Compile every line that includes the word "Kitchen".
-- BEGIN Input rows --
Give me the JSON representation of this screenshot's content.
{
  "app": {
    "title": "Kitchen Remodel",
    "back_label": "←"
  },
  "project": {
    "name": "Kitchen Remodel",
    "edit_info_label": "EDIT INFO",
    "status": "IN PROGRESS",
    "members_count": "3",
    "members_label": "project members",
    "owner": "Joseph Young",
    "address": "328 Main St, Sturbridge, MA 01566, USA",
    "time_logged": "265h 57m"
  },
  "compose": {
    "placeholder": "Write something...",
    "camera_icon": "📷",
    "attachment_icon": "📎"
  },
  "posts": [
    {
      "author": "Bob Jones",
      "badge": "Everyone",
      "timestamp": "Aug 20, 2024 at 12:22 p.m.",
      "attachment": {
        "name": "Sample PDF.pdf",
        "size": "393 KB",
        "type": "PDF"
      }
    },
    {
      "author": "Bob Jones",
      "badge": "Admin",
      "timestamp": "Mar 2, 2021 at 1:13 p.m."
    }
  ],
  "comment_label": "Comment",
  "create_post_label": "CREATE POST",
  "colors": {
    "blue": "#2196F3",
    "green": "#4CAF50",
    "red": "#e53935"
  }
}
-- END Input rows --
=== Output of the task ===
    "title": "Kitchen Remodel",
    "name": "Kitchen Remodel",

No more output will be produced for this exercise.